Stated problem: Make an exact copy of all the records.
>>>>>
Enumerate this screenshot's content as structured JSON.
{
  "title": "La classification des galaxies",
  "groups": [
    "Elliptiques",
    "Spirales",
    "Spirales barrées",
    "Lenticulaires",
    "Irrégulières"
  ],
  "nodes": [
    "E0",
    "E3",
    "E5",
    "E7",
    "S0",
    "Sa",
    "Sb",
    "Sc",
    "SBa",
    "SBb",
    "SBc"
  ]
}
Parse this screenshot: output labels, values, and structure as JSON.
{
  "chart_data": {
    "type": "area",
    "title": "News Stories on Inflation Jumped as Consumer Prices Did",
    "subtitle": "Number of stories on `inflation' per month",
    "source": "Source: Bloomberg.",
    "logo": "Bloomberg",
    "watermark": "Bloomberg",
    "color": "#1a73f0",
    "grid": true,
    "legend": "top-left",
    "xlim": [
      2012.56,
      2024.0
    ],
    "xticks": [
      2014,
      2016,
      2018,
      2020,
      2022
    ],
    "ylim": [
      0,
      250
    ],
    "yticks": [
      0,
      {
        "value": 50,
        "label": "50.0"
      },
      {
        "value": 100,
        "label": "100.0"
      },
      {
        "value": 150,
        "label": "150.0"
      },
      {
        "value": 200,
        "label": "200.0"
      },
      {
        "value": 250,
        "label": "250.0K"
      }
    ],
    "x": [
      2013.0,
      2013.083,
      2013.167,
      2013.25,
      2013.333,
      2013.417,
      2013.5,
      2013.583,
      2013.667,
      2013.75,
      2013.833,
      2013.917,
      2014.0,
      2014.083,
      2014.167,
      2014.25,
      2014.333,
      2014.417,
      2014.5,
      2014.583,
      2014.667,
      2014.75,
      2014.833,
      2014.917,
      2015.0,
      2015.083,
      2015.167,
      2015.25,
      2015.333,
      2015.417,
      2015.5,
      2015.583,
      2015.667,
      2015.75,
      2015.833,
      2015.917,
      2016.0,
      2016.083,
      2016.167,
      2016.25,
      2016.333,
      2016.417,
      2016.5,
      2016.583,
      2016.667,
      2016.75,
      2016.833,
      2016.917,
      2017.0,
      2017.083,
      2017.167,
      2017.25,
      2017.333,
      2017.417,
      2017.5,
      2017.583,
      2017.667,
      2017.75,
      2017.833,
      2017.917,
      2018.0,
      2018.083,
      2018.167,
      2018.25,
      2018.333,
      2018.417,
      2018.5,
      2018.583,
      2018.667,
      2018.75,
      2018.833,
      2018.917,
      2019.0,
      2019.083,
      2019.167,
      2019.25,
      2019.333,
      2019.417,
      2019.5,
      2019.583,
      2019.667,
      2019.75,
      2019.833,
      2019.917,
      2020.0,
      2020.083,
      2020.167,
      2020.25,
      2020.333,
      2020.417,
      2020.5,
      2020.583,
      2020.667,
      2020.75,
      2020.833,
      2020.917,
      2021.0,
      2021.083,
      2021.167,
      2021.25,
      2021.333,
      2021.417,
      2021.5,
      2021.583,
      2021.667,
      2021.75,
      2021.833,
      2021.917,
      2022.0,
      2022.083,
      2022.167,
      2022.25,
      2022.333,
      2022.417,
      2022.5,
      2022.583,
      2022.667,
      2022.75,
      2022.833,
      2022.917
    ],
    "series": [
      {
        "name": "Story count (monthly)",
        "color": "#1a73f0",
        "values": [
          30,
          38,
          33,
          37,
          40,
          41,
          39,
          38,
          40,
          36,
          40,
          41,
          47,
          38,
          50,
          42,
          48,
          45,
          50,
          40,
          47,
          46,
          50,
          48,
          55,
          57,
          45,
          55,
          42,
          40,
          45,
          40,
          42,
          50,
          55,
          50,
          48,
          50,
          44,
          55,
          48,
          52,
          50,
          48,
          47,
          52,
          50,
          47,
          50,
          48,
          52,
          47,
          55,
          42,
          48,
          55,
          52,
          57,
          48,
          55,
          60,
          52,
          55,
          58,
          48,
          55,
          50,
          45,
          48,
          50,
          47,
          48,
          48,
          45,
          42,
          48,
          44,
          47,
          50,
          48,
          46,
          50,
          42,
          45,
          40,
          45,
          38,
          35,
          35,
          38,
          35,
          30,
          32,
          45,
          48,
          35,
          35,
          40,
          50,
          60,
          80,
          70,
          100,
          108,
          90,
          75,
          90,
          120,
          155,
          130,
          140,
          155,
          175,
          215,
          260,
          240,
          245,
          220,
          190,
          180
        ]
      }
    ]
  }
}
<<<<<
The completed task:
Enumerate this screenshot's content as structured JSON.
{
  "title": "La classification des galaxies",
  "groups": [
    "Elliptiques",
    "Spirales",
    "Spirales barrées",
    "Lenticulaires",
    "Irrégulières"
  ],
  "nodes": [
    "E0",
    "E3",
    "E5",
    "E7",
    "S0",
    "Sa",
    "Sb",
    "Sc",
    "SBa",
    "SBb",
    "SBc"
  ]
}
Parse this screenshot: output labels, values, and structure as JSON.
{
  "chart_data": {
    "type": "area",
    "title": "News Stories on Inflation Jumped as Consumer Prices Did",
    "subtitle": "Number of stories on `inflation' per month",
    "source": "Source: Bloomberg.",
    "logo": "Bloomberg",
    "watermark": "Bloomberg",
    "color": "#1a73f0",
    "grid": true,
    "legend": "top-left",
    "xlim": [
      2012.56,
      2024.0
    ],
    "xticks": [
      2014,
      2016,
      2018,
      2020,
      2022
    ],
    "ylim": [
      0,
      250
    ],
    "yticks": [
      0,
      {
        "value": 50,
        "label": "50.0"
      },
      {
        "value": 100,
        "label": "100.0"
      },
      {
        "value": 150,
        "label": "150.0"
      },
      {
        "value": 200,
        "label": "200.0"
      },
      {
        "value": 250,
        "label": "250.0K"
      }
    ],
    "x": [
      2013.0,
      2013.083,
      2013.167,
      2013.25,
      2013.333,
      2013.417,
      2013.5,
      2013.583,
      2013.667,
      2013.75,
      2013.833,
      2013.917,
      2014.0,
      2014.083,
      2014.167,
      2014.25,
      2014.333,
      2014.417,
      2014.5,
      2014.583,
      2014.667,
      2014.75,
      2014.833,
      2014.917,
      2015.0,
      2015.083,
      2015.167,
      2015.25,
      2015.333,
      2015.417,
      2015.5,
      2015.583,
      2015.667,
      2015.75,
      2015.833,
      2015.917,
      2016.0,
      2016.083,
      2016.167,
      2016.25,
      2016.333,
      2016.417,
      2016.5,
      2016.583,
      2016.667,
      2016.75,
      2016.833,
      2016.917,
      2017.0,
      2017.083,
      2017.167,
      2017.25,
      2017.333,
      2017.417,
      2017.5,
      2017.583,
      2017.667,
      2017.75,
      2017.833,
      2017.917,
      2018.0,
      2018.083,
      2018.167,
      2018.25,
      2018.333,
      2018.417,
      2018.5,
      2018.583,
      2018.667,
      2018.75,
      2018.833,
      2018.917,
      2019.0,
      2019.083,
      2019.167,
      2019.25,
      2019.333,
      2019.417,
      2019.5,
      2019.583,
      2019.667,
      2019.75,
      2019.833,
      2019.917,
      2020.0,
      2020.083,
      2020.167,
      2020.25,
      2020.333,
      2020.417,
      2020.5,
      2020.583,
      2020.667,
      2020.75,
      2020.833,
      2020.917,
      2021.0,
      2021.083,
      2021.167,
      2021.25,
      2021.333,
      2021.417,
      2021.5,
      2021.583,
      2021.667,
      2021.75,
      2021.833,
      2021.917,
      2022.0,
      2022.083,
      2022.167,
      2022.25,
      2022.333,
      2022.417,
      2022.5,
      2022.583,
      2022.667,
      2022.75,
      2022.833,
      2022.917
    ],
    "series": [
      {
        "name": "Story count (monthly)",
        "color": "#1a73f0",
        "values": [
          30,
          38,
          33,
          37,
          40,
          41,
          39,
          38,
          40,
          36,
          40,
          41,
          47,
          38,
          50,
          42,
          48,
          45,
          50,
          40,
          47,
          46,
          50,
          48,
          55,
          57,
          45,
          55,
          42,
          40,
          45,
          40,
          42,
          50,
          55,
          50,
          48,
          50,
          44,
          55,
          48,
          52,
          50,
          48,
          47,
          52,
          50,
          47,
          50,
          48,
          52,
          47,
          55,
          42,
          48,
          55,
          52,
          57,
          48,
          55,
          60,
          52,
          55,
          58,
          48,
          55,
          50,
          45,
          48,
          50,
          47,
          48,
          48,
          45,
          42,
          48,
          44,
          47,
          50,
          48,
          46,
          50,
          42,
          45,
          40,
          45,
          38,
          35,
          35,
          38,
          35,
          30,
          32,
          45,
          48,
          35,
          35,
          40,
          50,
          60,
          80,
          70,
          100,
          108,
          90,
          75,
          90,
          120,
          155,
          130,
          140,
          155,
          175,
          215,
          260,
          240,
          245,
          220,
          190,
          180
        ]
      }
    ]
  }
}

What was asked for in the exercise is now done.